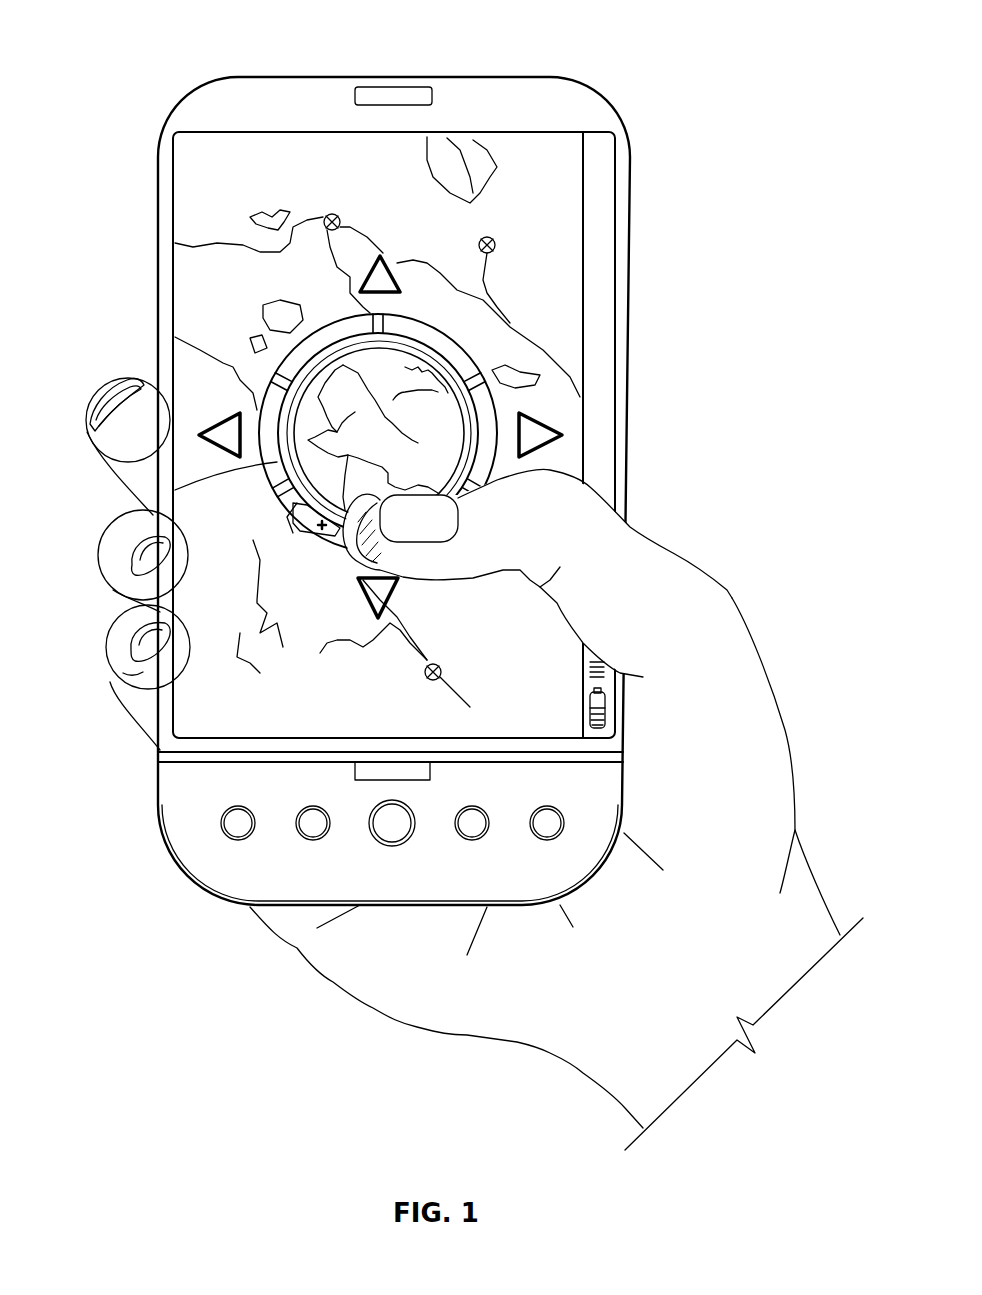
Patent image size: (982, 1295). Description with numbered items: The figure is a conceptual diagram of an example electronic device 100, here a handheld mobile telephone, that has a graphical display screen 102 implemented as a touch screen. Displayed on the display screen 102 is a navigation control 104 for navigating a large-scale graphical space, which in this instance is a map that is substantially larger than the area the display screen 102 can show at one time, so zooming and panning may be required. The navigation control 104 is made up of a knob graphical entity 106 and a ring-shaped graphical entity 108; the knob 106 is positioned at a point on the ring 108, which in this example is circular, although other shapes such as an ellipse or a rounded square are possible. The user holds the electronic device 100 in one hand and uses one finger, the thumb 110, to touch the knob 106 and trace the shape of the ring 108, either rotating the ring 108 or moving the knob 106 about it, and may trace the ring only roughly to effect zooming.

The electronic device 100 is at (537, 76).
The display screen 102 is at (558, 283).
The navigation control 104 is at (497, 411).
The knob graphical entity 106 is at (342, 547).
The ring-shaped graphical entity 108 is at (157, 516).
The thumb 110 is at (727, 624).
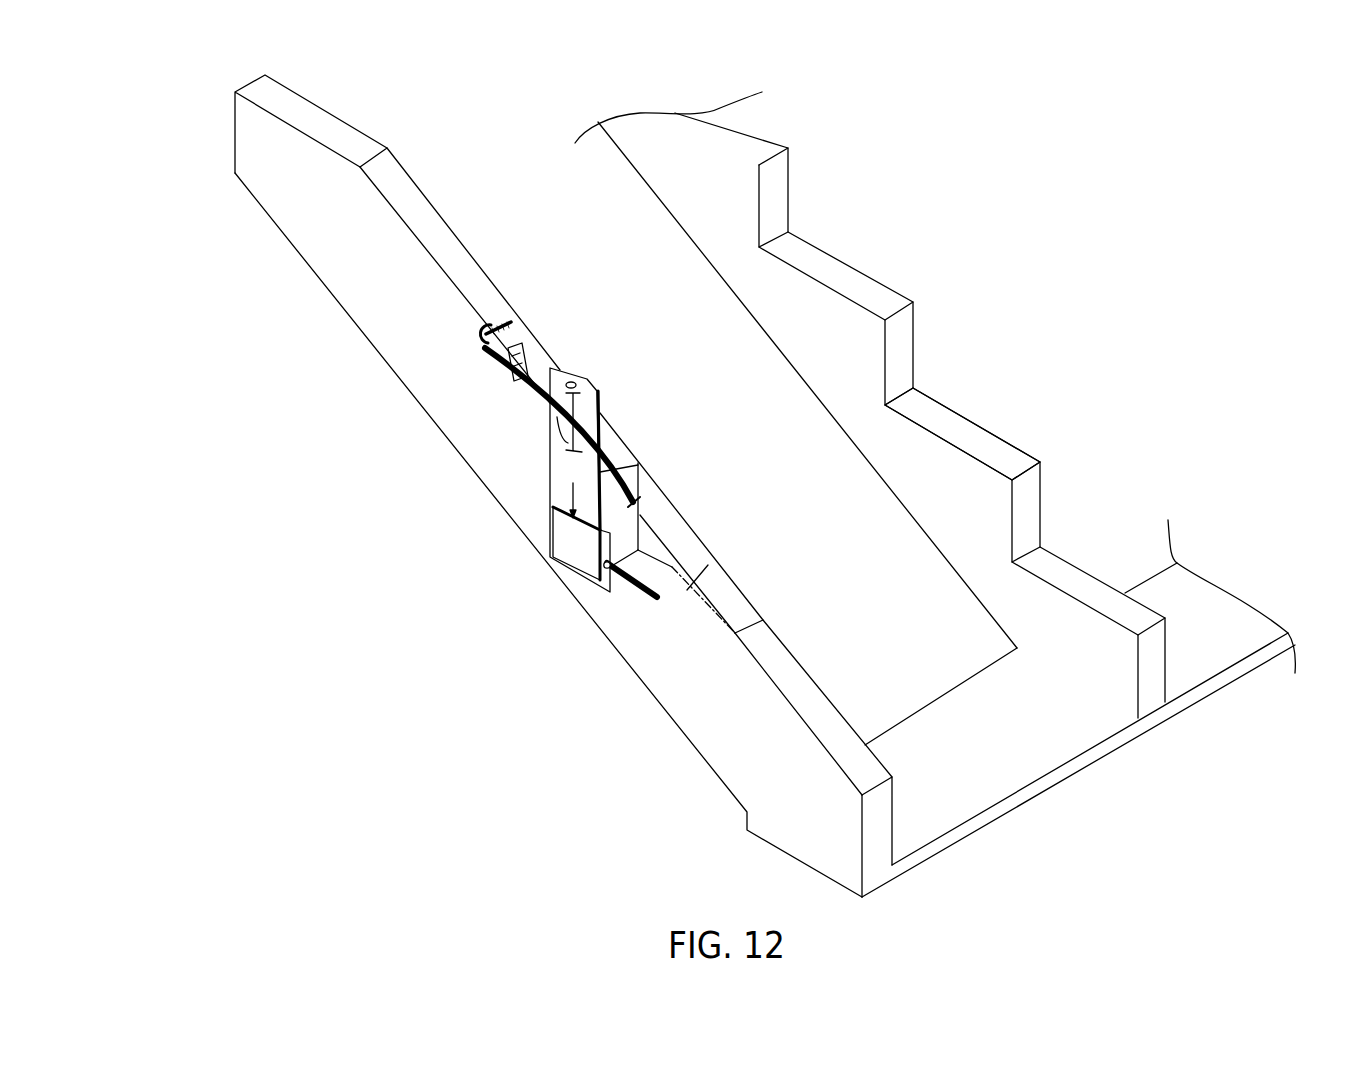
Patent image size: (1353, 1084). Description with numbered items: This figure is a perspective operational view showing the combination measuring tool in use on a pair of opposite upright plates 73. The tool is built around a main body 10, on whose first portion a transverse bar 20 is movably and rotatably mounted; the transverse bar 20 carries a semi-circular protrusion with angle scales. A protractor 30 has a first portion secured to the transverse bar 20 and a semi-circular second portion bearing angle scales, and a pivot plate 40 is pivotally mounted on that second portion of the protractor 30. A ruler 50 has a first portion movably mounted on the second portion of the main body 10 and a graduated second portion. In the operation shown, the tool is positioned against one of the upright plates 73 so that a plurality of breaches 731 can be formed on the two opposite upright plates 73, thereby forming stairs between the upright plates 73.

The main body 10 is at (590, 379).
The transverse bar 20 is at (615, 464).
The protractor 30 is at (469, 347).
The pivot plate 40 is at (498, 323).
The ruler 50 is at (630, 592).
The upright plate 73 is at (325, 230).
The breach 731 is at (963, 433).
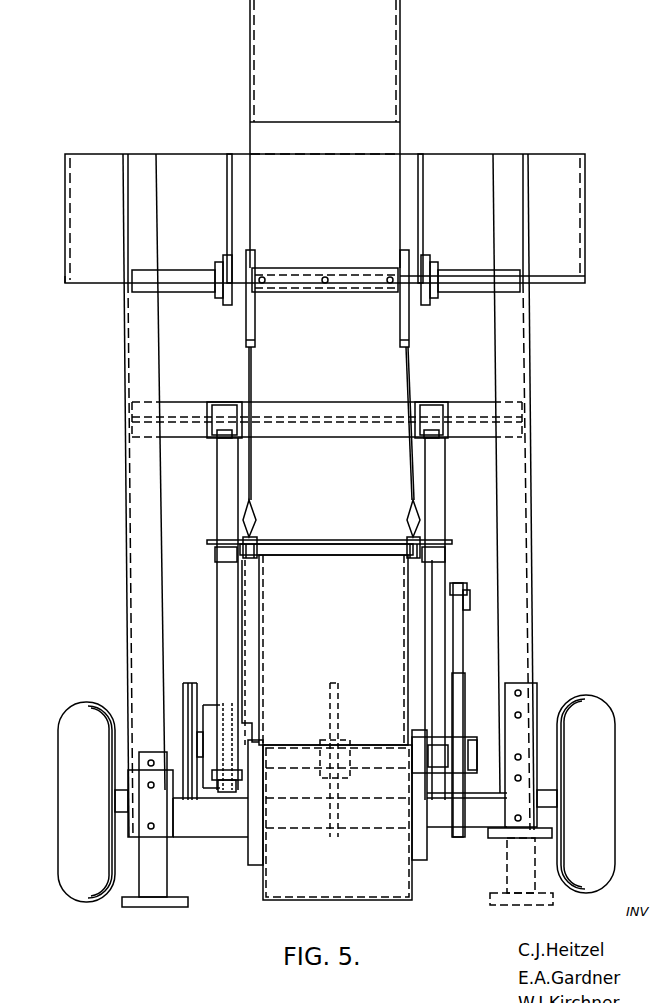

+ + + + +

### What is asked
Copy out every line of the rows above word for word, leaving out the pictures.

### Task solution
Patent image size: (982, 1295). Description with numbered items: The figure is a conceptual diagram of an example electronic device 100, here a handheld mobile telephone, that has a graphical display screen 102 implemented as a touch screen. Displayed on the display screen 102 is a navigation control 104 for navigating a large-scale graphical space, which in this instance is a map that is substantially larger than the area the display screen 102 can show at one time, so zooming and panning may be required. The navigation control 104 is made up of a knob graphical entity 106 and a ring-shaped graphical entity 108; the knob 106 is positioned at a point on the ring 108, which in this example is circular, although other shapes such as an ellipse or a rounded square are possible. The user holds the electronic device 100 in one hand and uses one finger, the thumb 110, to touch the knob 106 and trace the shape of the ring 108, either rotating the ring 108 or moving the knob 106 about it, and may trace the ring only roughly to effect zooming.

The electronic device 100 is at (537, 76).
The display screen 102 is at (558, 283).
The navigation control 104 is at (497, 411).
The knob graphical entity 106 is at (342, 547).
The ring-shaped graphical entity 108 is at (157, 516).
The thumb 110 is at (727, 624).
Patent image size: (1353, 1084). Description with numbered items: This figure is a perspective operational view showing the combination measuring tool in use on a pair of opposite upright plates 73. The tool is built around a main body 10, on whose first portion a transverse bar 20 is movably and rotatably mounted; the transverse bar 20 carries a semi-circular protrusion with angle scales. A protractor 30 has a first portion secured to the transverse bar 20 and a semi-circular second portion bearing angle scales, and a pivot plate 40 is pivotally mounted on that second portion of the protractor 30. A ruler 50 has a first portion movably mounted on the second portion of the main body 10 and a graduated second portion. In the operation shown, the tool is positioned against one of the upright plates 73 so that a plurality of breaches 731 can be formed on the two opposite upright plates 73, thereby forming stairs between the upright plates 73.

The main body 10 is at (590, 379).
The transverse bar 20 is at (615, 464).
The protractor 30 is at (469, 347).
The pivot plate 40 is at (498, 323).
The ruler 50 is at (630, 592).
The upright plate 73 is at (325, 230).
The breach 731 is at (963, 433).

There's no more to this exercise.